Iterating Through the Detections

Now that the model made its detections, we’ll want to go through them all and gather the results:

for output in layerOutputs:
    for detection in output:

Here we first iterate through every layerOutput. YOLO is structured a bit weird but there are 3 different layer outputs and each is responsible for detecting different groups of objects so we want to iterate through them all to find our results. We also iterate through every detection in the output so we can get every single detected object.

Inside the nest for loop, we want to extract relevant data from each detection

scores = detection[5:]
classID = np.argmax(scores)
confidence = scores[classID]

In this instance, scores gives us the probability of each of the 80 classes. It is a list with 80 different floats that give the probability of a detected object. Using this information, we take the highest probability and assign it as the detected object. We then grab that score and assign it to the confidence

Grabbing the Box Locations

Now that we have the detections, in that same nest loop, we want to grab the locations of where the people are:

if confidence > 0.5 and classID == 0:
    box = detection[0:4] * np.array([WIDTH, HEIGHT, WIDTH, HEIGHT])
    centerX, centerY, w, h = box.astype("int")

    x = int(centerX - (w / 2))
    y = int(centerY - (h / 2)) 

Here we have an if statement that will only execute if the model is at least 50% confident about its detection and if its classID = 0. The classID is the type of object is it. If you look in the models/coco.names file you can see all the classes in order. The first class, 0th index, is labeled person. So here we are only drawing our detections for people.

**RECORD EXTRACTS:**
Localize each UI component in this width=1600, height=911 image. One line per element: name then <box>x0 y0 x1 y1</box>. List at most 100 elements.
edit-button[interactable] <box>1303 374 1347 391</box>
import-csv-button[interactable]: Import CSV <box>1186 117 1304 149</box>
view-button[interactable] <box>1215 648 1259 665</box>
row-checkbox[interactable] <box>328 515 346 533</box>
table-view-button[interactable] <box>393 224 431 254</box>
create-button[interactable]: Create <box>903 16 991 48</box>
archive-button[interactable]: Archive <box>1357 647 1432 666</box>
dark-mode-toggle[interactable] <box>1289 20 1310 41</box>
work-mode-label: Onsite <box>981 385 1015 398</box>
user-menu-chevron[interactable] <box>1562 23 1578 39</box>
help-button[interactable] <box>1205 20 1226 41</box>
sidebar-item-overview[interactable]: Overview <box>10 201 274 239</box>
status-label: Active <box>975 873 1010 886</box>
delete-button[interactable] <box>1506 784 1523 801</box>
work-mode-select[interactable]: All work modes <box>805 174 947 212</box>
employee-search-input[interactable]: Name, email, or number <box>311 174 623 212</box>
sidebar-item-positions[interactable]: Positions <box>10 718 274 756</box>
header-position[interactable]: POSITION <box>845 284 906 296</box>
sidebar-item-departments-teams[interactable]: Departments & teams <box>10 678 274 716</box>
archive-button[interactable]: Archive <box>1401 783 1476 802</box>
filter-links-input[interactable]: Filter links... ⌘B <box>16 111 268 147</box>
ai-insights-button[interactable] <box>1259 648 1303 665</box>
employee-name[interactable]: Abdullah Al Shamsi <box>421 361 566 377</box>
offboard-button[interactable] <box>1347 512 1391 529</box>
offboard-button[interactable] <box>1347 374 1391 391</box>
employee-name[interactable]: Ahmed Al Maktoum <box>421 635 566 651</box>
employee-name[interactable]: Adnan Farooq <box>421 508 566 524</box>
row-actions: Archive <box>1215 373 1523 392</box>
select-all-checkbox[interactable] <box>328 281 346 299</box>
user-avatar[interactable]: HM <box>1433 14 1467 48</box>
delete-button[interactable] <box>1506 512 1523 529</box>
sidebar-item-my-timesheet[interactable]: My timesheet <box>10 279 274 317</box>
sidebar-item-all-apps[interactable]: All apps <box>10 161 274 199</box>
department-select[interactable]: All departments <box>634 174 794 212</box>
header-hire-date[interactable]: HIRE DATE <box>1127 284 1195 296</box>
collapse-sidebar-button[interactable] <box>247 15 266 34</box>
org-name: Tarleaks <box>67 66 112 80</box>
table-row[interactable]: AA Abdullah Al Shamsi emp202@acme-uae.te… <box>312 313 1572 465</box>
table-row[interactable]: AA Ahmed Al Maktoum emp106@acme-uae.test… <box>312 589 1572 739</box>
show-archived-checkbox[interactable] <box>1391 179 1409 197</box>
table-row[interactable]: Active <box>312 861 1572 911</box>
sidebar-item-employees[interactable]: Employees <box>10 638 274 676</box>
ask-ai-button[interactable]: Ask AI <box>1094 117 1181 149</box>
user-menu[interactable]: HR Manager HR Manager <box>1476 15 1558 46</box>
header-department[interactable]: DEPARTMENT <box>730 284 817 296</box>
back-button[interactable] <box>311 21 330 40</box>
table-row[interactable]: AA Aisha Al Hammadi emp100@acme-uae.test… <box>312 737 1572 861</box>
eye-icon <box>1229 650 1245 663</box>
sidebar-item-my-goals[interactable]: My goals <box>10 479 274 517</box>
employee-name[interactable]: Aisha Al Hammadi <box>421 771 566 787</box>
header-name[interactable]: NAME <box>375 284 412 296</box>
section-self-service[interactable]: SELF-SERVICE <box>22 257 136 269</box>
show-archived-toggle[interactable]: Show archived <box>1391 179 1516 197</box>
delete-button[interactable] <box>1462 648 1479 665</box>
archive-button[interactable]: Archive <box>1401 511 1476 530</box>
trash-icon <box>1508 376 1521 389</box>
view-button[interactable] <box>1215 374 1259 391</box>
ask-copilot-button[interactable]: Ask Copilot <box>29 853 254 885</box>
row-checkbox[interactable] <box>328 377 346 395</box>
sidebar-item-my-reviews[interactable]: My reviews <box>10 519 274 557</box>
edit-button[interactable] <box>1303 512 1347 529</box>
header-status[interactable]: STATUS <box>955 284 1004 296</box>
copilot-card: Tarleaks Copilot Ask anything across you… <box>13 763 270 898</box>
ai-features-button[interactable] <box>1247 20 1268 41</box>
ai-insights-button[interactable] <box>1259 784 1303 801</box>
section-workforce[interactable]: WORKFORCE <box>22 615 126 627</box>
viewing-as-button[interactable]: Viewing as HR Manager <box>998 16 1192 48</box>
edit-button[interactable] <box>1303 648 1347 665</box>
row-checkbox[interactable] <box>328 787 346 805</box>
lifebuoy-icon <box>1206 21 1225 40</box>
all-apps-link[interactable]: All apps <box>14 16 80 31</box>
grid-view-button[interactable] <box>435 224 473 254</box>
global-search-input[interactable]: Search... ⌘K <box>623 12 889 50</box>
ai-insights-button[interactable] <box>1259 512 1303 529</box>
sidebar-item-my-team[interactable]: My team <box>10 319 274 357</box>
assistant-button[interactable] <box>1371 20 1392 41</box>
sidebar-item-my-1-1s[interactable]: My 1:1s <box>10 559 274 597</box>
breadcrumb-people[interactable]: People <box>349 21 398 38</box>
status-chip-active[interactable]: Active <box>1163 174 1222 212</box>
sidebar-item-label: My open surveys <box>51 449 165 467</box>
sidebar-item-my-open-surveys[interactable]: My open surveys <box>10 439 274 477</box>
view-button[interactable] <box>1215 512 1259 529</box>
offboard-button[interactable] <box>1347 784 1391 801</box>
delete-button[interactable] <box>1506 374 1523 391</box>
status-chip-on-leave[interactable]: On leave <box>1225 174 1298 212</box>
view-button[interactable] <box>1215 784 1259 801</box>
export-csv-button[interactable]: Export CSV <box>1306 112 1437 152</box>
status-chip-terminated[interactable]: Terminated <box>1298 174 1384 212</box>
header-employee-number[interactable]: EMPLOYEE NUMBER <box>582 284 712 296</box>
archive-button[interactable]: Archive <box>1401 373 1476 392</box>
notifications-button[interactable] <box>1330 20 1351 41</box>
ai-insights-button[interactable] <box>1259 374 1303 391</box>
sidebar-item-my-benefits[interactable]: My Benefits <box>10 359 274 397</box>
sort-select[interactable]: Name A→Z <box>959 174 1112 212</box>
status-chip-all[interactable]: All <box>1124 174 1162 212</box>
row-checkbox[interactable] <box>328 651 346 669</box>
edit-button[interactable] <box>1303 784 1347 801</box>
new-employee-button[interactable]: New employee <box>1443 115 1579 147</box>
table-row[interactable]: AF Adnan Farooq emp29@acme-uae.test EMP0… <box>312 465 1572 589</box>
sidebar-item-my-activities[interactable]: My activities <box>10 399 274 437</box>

**TASK A:** Print the part of the YOLO tutorial that runs from "Here we have" to "detections for people.".
**TASK B:** Carry on writing the YOLO detection tutorial from the point where it ends.

**RESPONSE AREA A:**
Here we have an if statement that will only execute if the model is at least 50% confident about its detection and if its classID = 0. The classID is the type of object is it. If you look in the models/coco.names file you can see all the classes in order. The first class, 0th index, is labeled person. So here we are only drawing our detections for people.

**RESPONSE AREA B:**
Now when we’re inside the if condition, we want to get the location of the people relative to the frame. Our model detected objects relative to the frames position after it was preprocessed. We want to convert those results by multiplying those values with the height and width of the frame to properly convert and accurately locate the object. We then take these converted values and assign them to 4 different variables.

Lastly, we want the x and y coordinates of the top left corner. We want these values because when we draw the rectangle around each distinct person, we have to specify opposite diagonal corners. This conversion will allow us to do that.

boxes.append([x, y, int(w), int(h)])
confidences.append(float(confidence))
classIDs.append(classID)

All we do now is store this gathered information in a list and this process will be repeated for every detected object

Non-maxima suppresion

YOLO does not apply non-maxima suppression for us. Non-maxima suppresion helps to suppress overlapping bounding boxes.

NMS

For more information on this process check out this blog post on NMS

Now, let’s actually apply the NMS to our detections:

index = cv2.dnn.NMSBoxes(boxes, confidences, 0.5, 0.3)

Here we simply just used the NMSBoxes function from OpenCV. For our arguments, we just specified the bounding boxes, their associated confidences, a confidence threshold, and a NMS threshold.

Printing out results

Now for the final part of the code we can take our obtained data and print it out on every frame in order to show our detections.

Rectangle Function

Now we can take our results and display them. We first have an if statement to check if there are even any detections. Afterwards we run all of our detections in a for loop

if len(index) > 0:
    for i in index.flatten(): #Flatten to convert results from 2D array to 1D array
        (x, y) = (boxes[i][0], boxes[i][1])
        (w, h) = (boxes[i][2], boxes[i][3])

    cv2.rectangle(frame, (x, y), (x + w, y + h), (0, 255, 0), 2)

Then we extract the different coordinates and use the rectangle function to draw our results

Closing Files

Lastly we want to close any files, windows, and captures that we opened using the imshow() function and the VideoCapture object:

cap.release()
cv2.destroyAllWindows()

Wrapping Up

And thats the entire project. A super simple implementation of the YOLO object detector using OpenCV. Hopefully you learned something new this week!